Reproduce the material below, swapping every "Use charts and graphs" for "Present data visually" and leaving all else unchanged. Omit the pictures from your answer.

[Start RECORDED DATA]

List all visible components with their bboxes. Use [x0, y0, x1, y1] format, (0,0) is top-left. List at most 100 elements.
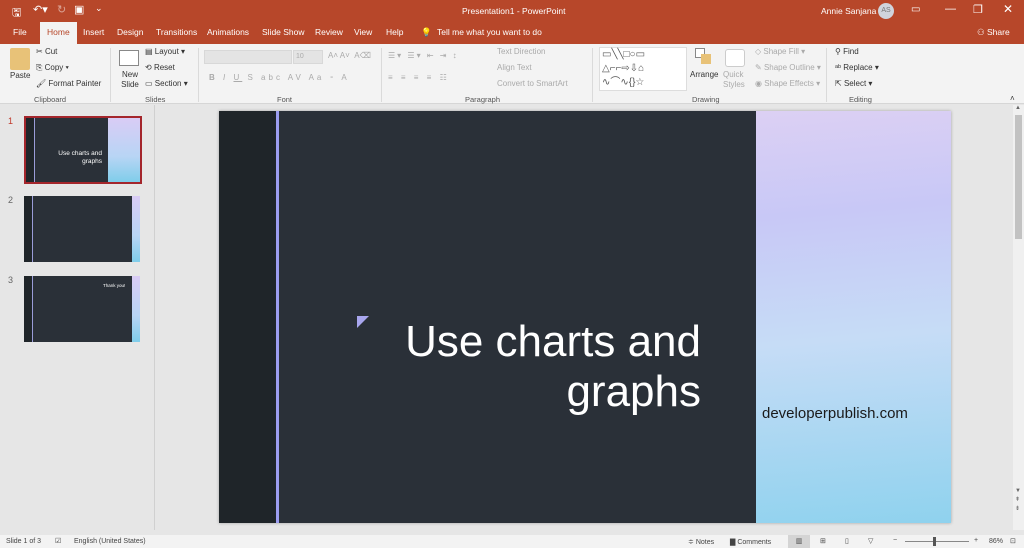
quick-styles-button[interactable]: Quick Styles — [723, 70, 747, 90]
tab-home[interactable]: Home — [40, 22, 77, 44]
zoom-slider-thumb[interactable] — [933, 537, 936, 546]
cut-button[interactable]: ✂ Cut — [36, 47, 57, 56]
share-button[interactable]: ⚇ Share — [977, 27, 1010, 38]
comments-label: Comments — [737, 539, 772, 546]
format-painter-button[interactable]: 🖌 Format Painter — [36, 79, 101, 88]
fit-to-window-icon[interactable]: ⊡ — [1010, 537, 1016, 545]
find-button[interactable]: ⚲ Find — [835, 47, 859, 56]
undo-icon[interactable]: ↶▾ — [33, 3, 48, 16]
paste-icon — [10, 48, 30, 70]
cursor-icon: ⇱ — [835, 79, 842, 88]
slideshow-view-icon[interactable]: ▽ — [868, 537, 873, 545]
replace-icon: ᵃᵇ — [835, 63, 841, 72]
font-size-select[interactable]: 10 — [293, 50, 323, 64]
convert-smartart-button[interactable]: Convert to SmartArt — [497, 79, 568, 88]
tab-insert[interactable]: Insert — [83, 27, 104, 37]
notes-button[interactable]: ≑ Notes — [688, 538, 714, 546]
slide-thumbnail-3[interactable]: Thank you! — [24, 276, 140, 342]
redo-icon[interactable]: ↻ — [57, 3, 66, 16]
font-size-buttons[interactable]: A˄ A˅ A⌫ — [328, 51, 371, 60]
slide-gradient-panel — [756, 111, 951, 523]
vertical-scrollbar[interactable]: ▲ ▼ ⇞ ⇟ — [1013, 105, 1024, 530]
slide-thumbnail-pane: 1 Use charts and graphs 2 3 Thank you! — [0, 105, 155, 530]
slide-sorter-icon[interactable]: ⊞ — [820, 537, 826, 545]
new-slide-button[interactable]: New Slide — [117, 70, 143, 90]
shapes-gallery[interactable]: ▭╲╲□○▭ △⌐⌐⇨⇩⌂ ∿⌒∿{}☆ — [599, 47, 687, 91]
slide-thumbnail-2[interactable] — [24, 196, 140, 262]
paste-button[interactable]: Paste — [10, 71, 30, 80]
reading-view-icon[interactable]: ▯ — [845, 537, 849, 545]
customize-toolbar-icon[interactable]: ⌄ — [95, 3, 103, 14]
tab-review[interactable]: Review — [315, 27, 343, 37]
normal-view-icon[interactable]: ▥ — [788, 535, 810, 548]
start-slideshow-icon[interactable]: ▣ — [74, 3, 84, 16]
ribbon-display-icon[interactable]: ▭ — [911, 4, 920, 15]
font-group-label: Font — [277, 95, 293, 104]
tab-animations[interactable]: Animations — [207, 27, 249, 37]
scrollbar-thumb[interactable] — [1015, 115, 1022, 239]
text-direction-button[interactable]: Text Direction — [497, 47, 545, 56]
select-button[interactable]: ⇱ Select ▾ — [835, 79, 872, 88]
section-button[interactable]: ▭ Section ▾ — [145, 79, 188, 88]
list-buttons[interactable]: ☰▾ ☰▾ ⇤ ⇥ ↕ — [388, 51, 459, 60]
reset-button[interactable]: ⟲ Reset — [145, 63, 175, 72]
shape-effects-label: Shape Effects — [764, 79, 814, 88]
shape-effects-button[interactable]: ◉ Shape Effects ▾ — [755, 79, 820, 88]
separator — [381, 48, 382, 102]
align-text-button[interactable]: Align Text — [497, 63, 532, 72]
tab-help[interactable]: Help — [386, 27, 403, 37]
close-icon[interactable]: ✕ — [1003, 2, 1013, 16]
person-icon: ⚇ — [977, 27, 987, 37]
copy-button[interactable]: ⎘ Copy ▾ — [36, 63, 69, 73]
title-bar: 🖫 ↶▾ ↻ ▣ ⌄ Presentation1 - PowerPoint An… — [0, 0, 1024, 22]
tab-slide-show[interactable]: Slide Show — [262, 27, 305, 37]
separator — [826, 48, 827, 102]
tab-transitions[interactable]: Transitions — [156, 27, 197, 37]
tab-view[interactable]: View — [354, 27, 372, 37]
zoom-out-button[interactable]: − — [893, 537, 897, 544]
language-indicator[interactable]: English (United States) — [74, 538, 146, 545]
triangle-decoration — [357, 316, 369, 328]
zoom-level[interactable]: 86% — [989, 538, 1003, 545]
format-painter-label: Format Painter — [48, 79, 102, 88]
thumbnail-number: 3 — [8, 275, 14, 285]
tab-design[interactable]: Design — [117, 27, 143, 37]
tell-me-search[interactable]: Tell me what you want to do — [437, 27, 542, 37]
avatar[interactable]: AS — [878, 3, 894, 19]
separator — [198, 48, 199, 102]
search-icon: ⚲ — [835, 47, 841, 56]
minimize-icon[interactable]: — — [945, 3, 956, 15]
ribbon: Paste ✂ Cut ⎘ Copy ▾ 🖌 Format Painter Cl… — [0, 44, 1024, 104]
save-icon[interactable]: 🖫 — [12, 4, 21, 23]
shape-fill-label: Shape Fill — [763, 47, 799, 56]
window-title: Presentation1 - PowerPoint — [462, 6, 566, 16]
zoom-in-button[interactable]: + — [974, 537, 978, 544]
slide-accent-line — [276, 111, 279, 523]
user-name[interactable]: Annie Sanjana — [821, 6, 876, 16]
arrange-icon — [695, 48, 713, 66]
font-format-buttons[interactable]: B I U S abc AV Aa ⁃ A — [209, 73, 350, 82]
replace-button[interactable]: ᵃᵇ Replace ▾ — [835, 63, 879, 72]
alignment-buttons[interactable]: ≡ ≡ ≡ ≡ ☷ — [388, 73, 450, 82]
share-label: Share — [986, 27, 1010, 37]
separator — [110, 48, 111, 102]
new-slide-icon — [119, 50, 139, 66]
select-label: Select — [843, 79, 867, 88]
shape-outline-button[interactable]: ✎ Shape Outline ▾ — [755, 63, 821, 72]
layout-button[interactable]: ▤ Layout ▾ — [145, 47, 185, 56]
slide-thumbnail-1[interactable]: Use charts and graphs — [24, 116, 142, 184]
comments-button[interactable]: ▇ Comments — [730, 538, 771, 546]
shape-fill-button[interactable]: ◇ Shape Fill ▾ — [755, 47, 805, 56]
slide-title[interactable]: Use charts and graphs — [369, 317, 701, 417]
notes-label: Notes — [695, 539, 715, 546]
tab-file[interactable]: File — [13, 27, 27, 37]
spellcheck-icon[interactable]: ☑ — [55, 537, 61, 545]
slide-footer-text[interactable]: developerpublish.com — [762, 405, 908, 422]
restore-icon[interactable]: ❐ — [973, 3, 983, 16]
font-family-select[interactable] — [204, 50, 292, 64]
zoom-slider[interactable] — [905, 541, 969, 542]
arrange-button[interactable]: Arrange — [690, 70, 718, 79]
collapse-ribbon-icon[interactable]: ˄ — [1010, 94, 1015, 103]
slide-canvas[interactable]: Use charts and graphs developerpublish.c… — [219, 111, 951, 523]
section-label: Section — [154, 79, 182, 88]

[End RECORDED DATA]

*WRITTEN ANSWER*
List all visible components with their bboxes. Use [x0, y0, x1, y1] format, (0,0) is top-left. List at most 100 elements.
quick-styles-button[interactable]: Quick Styles — [723, 70, 747, 90]
tab-home[interactable]: Home — [40, 22, 77, 44]
zoom-slider-thumb[interactable] — [933, 537, 936, 546]
cut-button[interactable]: ✂ Cut — [36, 47, 57, 56]
share-button[interactable]: ⚇ Share — [977, 27, 1010, 38]
comments-label: Comments — [737, 539, 772, 546]
format-painter-button[interactable]: 🖌 Format Painter — [36, 79, 101, 88]
fit-to-window-icon[interactable]: ⊡ — [1010, 537, 1016, 545]
find-button[interactable]: ⚲ Find — [835, 47, 859, 56]
undo-icon[interactable]: ↶▾ — [33, 3, 48, 16]
paste-icon — [10, 48, 30, 70]
cursor-icon: ⇱ — [835, 79, 842, 88]
slideshow-view-icon[interactable]: ▽ — [868, 537, 873, 545]
replace-icon: ᵃᵇ — [835, 63, 841, 72]
font-size-select[interactable]: 10 — [293, 50, 323, 64]
convert-smartart-button[interactable]: Convert to SmartArt — [497, 79, 568, 88]
tab-insert[interactable]: Insert — [83, 27, 104, 37]
notes-button[interactable]: ≑ Notes — [688, 538, 714, 546]
slide-thumbnail-3[interactable]: Thank you! — [24, 276, 140, 342]
redo-icon[interactable]: ↻ — [57, 3, 66, 16]
font-size-buttons[interactable]: A˄ A˅ A⌫ — [328, 51, 371, 60]
slide-gradient-panel — [756, 111, 951, 523]
vertical-scrollbar[interactable]: ▲ ▼ ⇞ ⇟ — [1013, 105, 1024, 530]
slide-thumbnail-pane: 1 Present data visually 2 3 Thank you! — [0, 105, 155, 530]
slide-sorter-icon[interactable]: ⊞ — [820, 537, 826, 545]
new-slide-button[interactable]: New Slide — [117, 70, 143, 90]
shapes-gallery[interactable]: ▭╲╲□○▭ △⌐⌐⇨⇩⌂ ∿⌒∿{}☆ — [599, 47, 687, 91]
slide-thumbnail-2[interactable] — [24, 196, 140, 262]
paste-button[interactable]: Paste — [10, 71, 30, 80]
reading-view-icon[interactable]: ▯ — [845, 537, 849, 545]
customize-toolbar-icon[interactable]: ⌄ — [95, 3, 103, 14]
tab-review[interactable]: Review — [315, 27, 343, 37]
normal-view-icon[interactable]: ▥ — [788, 535, 810, 548]
start-slideshow-icon[interactable]: ▣ — [74, 3, 84, 16]
ribbon-display-icon[interactable]: ▭ — [911, 4, 920, 15]
font-group-label: Font — [277, 95, 293, 104]
tab-animations[interactable]: Animations — [207, 27, 249, 37]
scrollbar-thumb[interactable] — [1015, 115, 1022, 239]
text-direction-button[interactable]: Text Direction — [497, 47, 545, 56]
select-button[interactable]: ⇱ Select ▾ — [835, 79, 872, 88]
section-button[interactable]: ▭ Section ▾ — [145, 79, 188, 88]
list-buttons[interactable]: ☰▾ ☰▾ ⇤ ⇥ ↕ — [388, 51, 459, 60]
reset-button[interactable]: ⟲ Reset — [145, 63, 175, 72]
shape-effects-label: Shape Effects — [764, 79, 814, 88]
shape-effects-button[interactable]: ◉ Shape Effects ▾ — [755, 79, 820, 88]
separator — [381, 48, 382, 102]
align-text-button[interactable]: Align Text — [497, 63, 532, 72]
tab-help[interactable]: Help — [386, 27, 403, 37]
close-icon[interactable]: ✕ — [1003, 2, 1013, 16]
person-icon: ⚇ — [977, 27, 987, 37]
copy-button[interactable]: ⎘ Copy ▾ — [36, 63, 69, 73]
title-bar: 🖫 ↶▾ ↻ ▣ ⌄ Presentation1 - PowerPoint An… — [0, 0, 1024, 22]
tab-slide-show[interactable]: Slide Show — [262, 27, 305, 37]
separator — [826, 48, 827, 102]
tab-transitions[interactable]: Transitions — [156, 27, 197, 37]
tab-view[interactable]: View — [354, 27, 372, 37]
zoom-out-button[interactable]: − — [893, 537, 897, 544]
language-indicator[interactable]: English (United States) — [74, 538, 146, 545]
triangle-decoration — [357, 316, 369, 328]
zoom-level[interactable]: 86% — [989, 538, 1003, 545]
format-painter-label: Format Painter — [48, 79, 102, 88]
thumbnail-number: 3 — [8, 275, 14, 285]
tab-design[interactable]: Design — [117, 27, 143, 37]
tell-me-search[interactable]: Tell me what you want to do — [437, 27, 542, 37]
avatar[interactable]: AS — [878, 3, 894, 19]
separator — [198, 48, 199, 102]
search-icon: ⚲ — [835, 47, 841, 56]
minimize-icon[interactable]: — — [945, 3, 956, 15]
ribbon: Paste ✂ Cut ⎘ Copy ▾ 🖌 Format Painter Cl… — [0, 44, 1024, 104]
save-icon[interactable]: 🖫 — [12, 4, 21, 23]
shape-fill-label: Shape Fill — [763, 47, 799, 56]
window-title: Presentation1 - PowerPoint — [462, 6, 566, 16]
zoom-in-button[interactable]: + — [974, 537, 978, 544]
slide-accent-line — [276, 111, 279, 523]
user-name[interactable]: Annie Sanjana — [821, 6, 876, 16]
arrange-icon — [695, 48, 713, 66]
font-format-buttons[interactable]: B I U S abc AV Aa ⁃ A — [209, 73, 350, 82]
replace-button[interactable]: ᵃᵇ Replace ▾ — [835, 63, 879, 72]
alignment-buttons[interactable]: ≡ ≡ ≡ ≡ ☷ — [388, 73, 450, 82]
share-label: Share — [986, 27, 1010, 37]
separator — [110, 48, 111, 102]
new-slide-icon — [119, 50, 139, 66]
select-label: Select — [843, 79, 867, 88]
shape-outline-button[interactable]: ✎ Shape Outline ▾ — [755, 63, 821, 72]
layout-button[interactable]: ▤ Layout ▾ — [145, 47, 185, 56]
slide-thumbnail-1[interactable]: Present data visually — [24, 116, 142, 184]
comments-button[interactable]: ▇ Comments — [730, 538, 771, 546]
shape-fill-button[interactable]: ◇ Shape Fill ▾ — [755, 47, 805, 56]
slide-title[interactable]: Present data visually — [369, 317, 701, 417]
notes-label: Notes — [695, 539, 715, 546]
tab-file[interactable]: File — [13, 27, 27, 37]
spellcheck-icon[interactable]: ☑ — [55, 537, 61, 545]
slide-footer-text[interactable]: developerpublish.com — [762, 405, 908, 422]
restore-icon[interactable]: ❐ — [973, 3, 983, 16]
font-family-select[interactable] — [204, 50, 292, 64]
zoom-slider[interactable] — [905, 541, 969, 542]
arrange-button[interactable]: Arrange — [690, 70, 718, 79]
collapse-ribbon-icon[interactable]: ˄ — [1010, 94, 1015, 103]
slide-canvas[interactable]: Present data visually developerpublish.c… — [219, 111, 951, 523]
section-label: Section — [154, 79, 182, 88]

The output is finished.